> _INSTRUCTIONS FOR THE TASK_: Set down all of the entries word for word, omitting the images they contain.

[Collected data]
--

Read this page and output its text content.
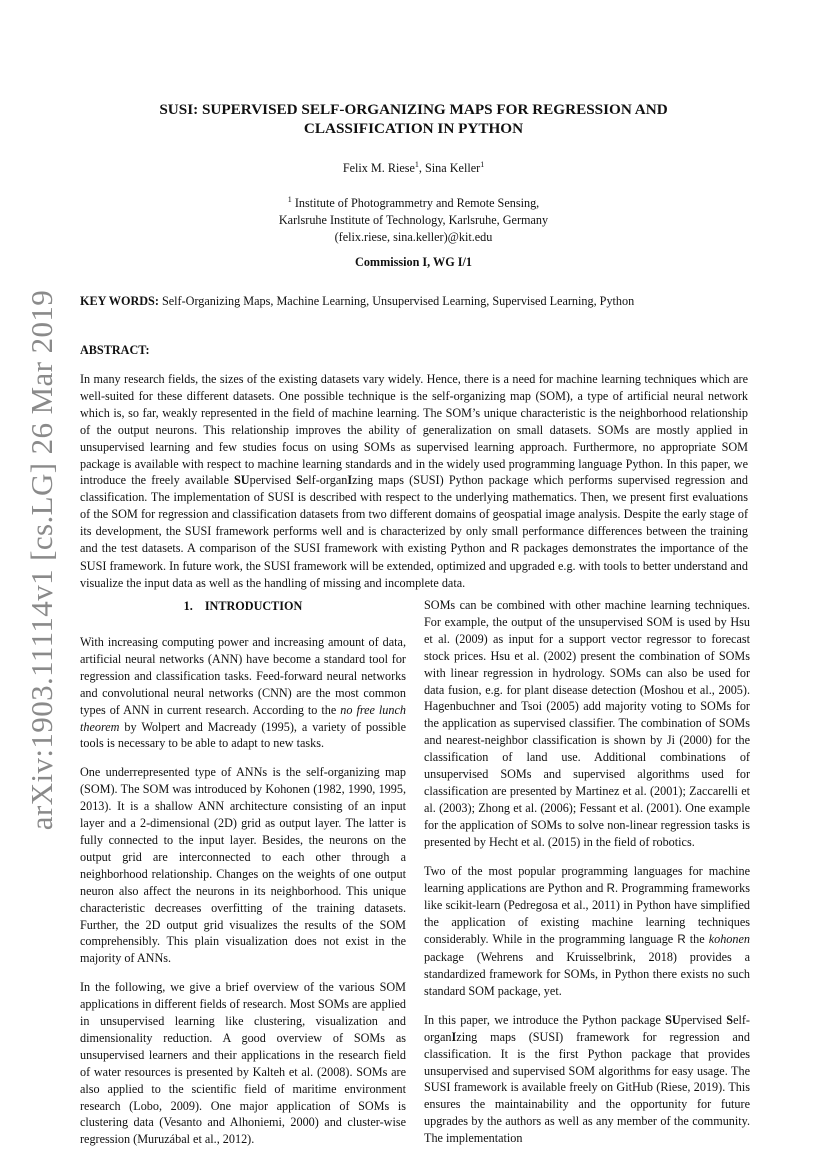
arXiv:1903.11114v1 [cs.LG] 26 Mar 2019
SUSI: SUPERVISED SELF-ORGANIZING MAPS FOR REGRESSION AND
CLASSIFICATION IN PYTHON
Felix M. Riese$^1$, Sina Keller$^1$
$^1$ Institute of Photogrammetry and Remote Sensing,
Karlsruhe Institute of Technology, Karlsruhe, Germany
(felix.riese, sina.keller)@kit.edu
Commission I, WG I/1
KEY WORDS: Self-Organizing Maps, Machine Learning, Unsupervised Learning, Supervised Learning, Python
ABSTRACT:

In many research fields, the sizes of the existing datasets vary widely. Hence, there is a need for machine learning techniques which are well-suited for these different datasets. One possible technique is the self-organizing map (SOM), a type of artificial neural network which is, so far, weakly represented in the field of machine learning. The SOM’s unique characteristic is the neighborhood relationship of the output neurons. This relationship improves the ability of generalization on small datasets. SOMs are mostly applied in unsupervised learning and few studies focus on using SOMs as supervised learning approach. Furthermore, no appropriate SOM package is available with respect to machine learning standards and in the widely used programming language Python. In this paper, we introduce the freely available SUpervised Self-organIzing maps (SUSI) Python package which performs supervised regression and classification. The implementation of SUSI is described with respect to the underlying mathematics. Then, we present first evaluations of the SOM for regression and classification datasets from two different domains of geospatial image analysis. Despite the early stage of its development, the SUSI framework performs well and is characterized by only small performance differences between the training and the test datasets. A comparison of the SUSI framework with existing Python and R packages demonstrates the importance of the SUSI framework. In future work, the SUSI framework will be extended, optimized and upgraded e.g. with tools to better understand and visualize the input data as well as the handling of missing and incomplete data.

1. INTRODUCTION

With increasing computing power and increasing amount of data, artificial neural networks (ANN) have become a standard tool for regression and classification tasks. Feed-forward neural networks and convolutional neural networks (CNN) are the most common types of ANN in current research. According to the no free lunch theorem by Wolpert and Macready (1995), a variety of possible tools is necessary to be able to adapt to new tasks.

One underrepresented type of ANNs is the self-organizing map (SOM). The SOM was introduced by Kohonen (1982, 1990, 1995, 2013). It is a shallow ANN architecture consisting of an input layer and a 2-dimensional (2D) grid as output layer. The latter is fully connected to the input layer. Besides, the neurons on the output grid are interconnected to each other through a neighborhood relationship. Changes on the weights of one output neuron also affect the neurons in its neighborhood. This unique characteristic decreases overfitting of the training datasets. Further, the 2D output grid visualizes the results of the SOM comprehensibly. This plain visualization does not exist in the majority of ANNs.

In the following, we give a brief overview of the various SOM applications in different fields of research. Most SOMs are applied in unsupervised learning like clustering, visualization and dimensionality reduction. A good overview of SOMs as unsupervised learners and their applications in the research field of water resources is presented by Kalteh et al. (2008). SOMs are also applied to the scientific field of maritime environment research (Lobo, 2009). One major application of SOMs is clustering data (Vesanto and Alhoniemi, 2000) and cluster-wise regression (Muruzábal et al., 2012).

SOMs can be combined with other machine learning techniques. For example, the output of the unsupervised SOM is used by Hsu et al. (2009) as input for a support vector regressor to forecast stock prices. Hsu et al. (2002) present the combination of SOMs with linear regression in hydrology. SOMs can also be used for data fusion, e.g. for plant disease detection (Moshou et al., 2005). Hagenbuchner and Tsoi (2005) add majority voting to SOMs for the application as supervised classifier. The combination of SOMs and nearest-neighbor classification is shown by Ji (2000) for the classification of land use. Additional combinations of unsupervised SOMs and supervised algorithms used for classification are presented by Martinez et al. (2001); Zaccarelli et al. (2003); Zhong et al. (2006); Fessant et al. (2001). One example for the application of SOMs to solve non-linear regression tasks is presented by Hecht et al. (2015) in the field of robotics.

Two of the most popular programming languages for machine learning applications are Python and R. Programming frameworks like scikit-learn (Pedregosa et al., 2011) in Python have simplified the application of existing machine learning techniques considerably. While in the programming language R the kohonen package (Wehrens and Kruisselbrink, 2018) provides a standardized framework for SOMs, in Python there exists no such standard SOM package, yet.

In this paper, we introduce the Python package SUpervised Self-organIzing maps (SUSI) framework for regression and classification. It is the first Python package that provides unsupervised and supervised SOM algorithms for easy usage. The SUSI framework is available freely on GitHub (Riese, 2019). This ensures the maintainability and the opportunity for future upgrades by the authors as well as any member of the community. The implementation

--

> _FULL RESPONSE_:
Read this page and output its text content.
arXiv:1903.11114v1 [cs.LG] 26 Mar 2019
SUSI: SUPERVISED SELF-ORGANIZING MAPS FOR REGRESSION AND
CLASSIFICATION IN PYTHON
Felix M. Riese$^1$, Sina Keller$^1$
$^1$ Institute of Photogrammetry and Remote Sensing,
Karlsruhe Institute of Technology, Karlsruhe, Germany
(felix.riese, sina.keller)@kit.edu
Commission I, WG I/1
KEY WORDS: Self-Organizing Maps, Machine Learning, Unsupervised Learning, Supervised Learning, Python
ABSTRACT:

In many research fields, the sizes of the existing datasets vary widely. Hence, there is a need for machine learning techniques which are well-suited for these different datasets. One possible technique is the self-organizing map (SOM), a type of artificial neural network which is, so far, weakly represented in the field of machine learning. The SOM’s unique characteristic is the neighborhood relationship of the output neurons. This relationship improves the ability of generalization on small datasets. SOMs are mostly applied in unsupervised learning and few studies focus on using SOMs as supervised learning approach. Furthermore, no appropriate SOM package is available with respect to machine learning standards and in the widely used programming language Python. In this paper, we introduce the freely available SUpervised Self-organIzing maps (SUSI) Python package which performs supervised regression and classification. The implementation of SUSI is described with respect to the underlying mathematics. Then, we present first evaluations of the SOM for regression and classification datasets from two different domains of geospatial image analysis. Despite the early stage of its development, the SUSI framework performs well and is characterized by only small performance differences between the training and the test datasets. A comparison of the SUSI framework with existing Python and R packages demonstrates the importance of the SUSI framework. In future work, the SUSI framework will be extended, optimized and upgraded e.g. with tools to better understand and visualize the input data as well as the handling of missing and incomplete data.

1. INTRODUCTION

With increasing computing power and increasing amount of data, artificial neural networks (ANN) have become a standard tool for regression and classification tasks. Feed-forward neural networks and convolutional neural networks (CNN) are the most common types of ANN in current research. According to the no free lunch theorem by Wolpert and Macready (1995), a variety of possible tools is necessary to be able to adapt to new tasks.

One underrepresented type of ANNs is the self-organizing map (SOM). The SOM was introduced by Kohonen (1982, 1990, 1995, 2013). It is a shallow ANN architecture consisting of an input layer and a 2-dimensional (2D) grid as output layer. The latter is fully connected to the input layer. Besides, the neurons on the output grid are interconnected to each other through a neighborhood relationship. Changes on the weights of one output neuron also affect the neurons in its neighborhood. This unique characteristic decreases overfitting of the training datasets. Further, the 2D output grid visualizes the results of the SOM comprehensibly. This plain visualization does not exist in the majority of ANNs.

In the following, we give a brief overview of the various SOM applications in different fields of research. Most SOMs are applied in unsupervised learning like clustering, visualization and dimensionality reduction. A good overview of SOMs as unsupervised learners and their applications in the research field of water resources is presented by Kalteh et al. (2008). SOMs are also applied to the scientific field of maritime environment research (Lobo, 2009). One major application of SOMs is clustering data (Vesanto and Alhoniemi, 2000) and cluster-wise regression (Muruzábal et al., 2012).

SOMs can be combined with other machine learning techniques. For example, the output of the unsupervised SOM is used by Hsu et al. (2009) as input for a support vector regressor to forecast stock prices. Hsu et al. (2002) present the combination of SOMs with linear regression in hydrology. SOMs can also be used for data fusion, e.g. for plant disease detection (Moshou et al., 2005). Hagenbuchner and Tsoi (2005) add majority voting to SOMs for the application as supervised classifier. The combination of SOMs and nearest-neighbor classification is shown by Ji (2000) for the classification of land use. Additional combinations of unsupervised SOMs and supervised algorithms used for classification are presented by Martinez et al. (2001); Zaccarelli et al. (2003); Zhong et al. (2006); Fessant et al. (2001). One example for the application of SOMs to solve non-linear regression tasks is presented by Hecht et al. (2015) in the field of robotics.

Two of the most popular programming languages for machine learning applications are Python and R. Programming frameworks like scikit-learn (Pedregosa et al., 2011) in Python have simplified the application of existing machine learning techniques considerably. While in the programming language R the kohonen package (Wehrens and Kruisselbrink, 2018) provides a standardized framework for SOMs, in Python there exists no such standard SOM package, yet.

In this paper, we introduce the Python package SUpervised Self-organIzing maps (SUSI) framework for regression and classification. It is the first Python package that provides unsupervised and supervised SOM algorithms for easy usage. The SUSI framework is available freely on GitHub (Riese, 2019). This ensures the maintainability and the opportunity for future upgrades by the authors as well as any member of the community. The implementation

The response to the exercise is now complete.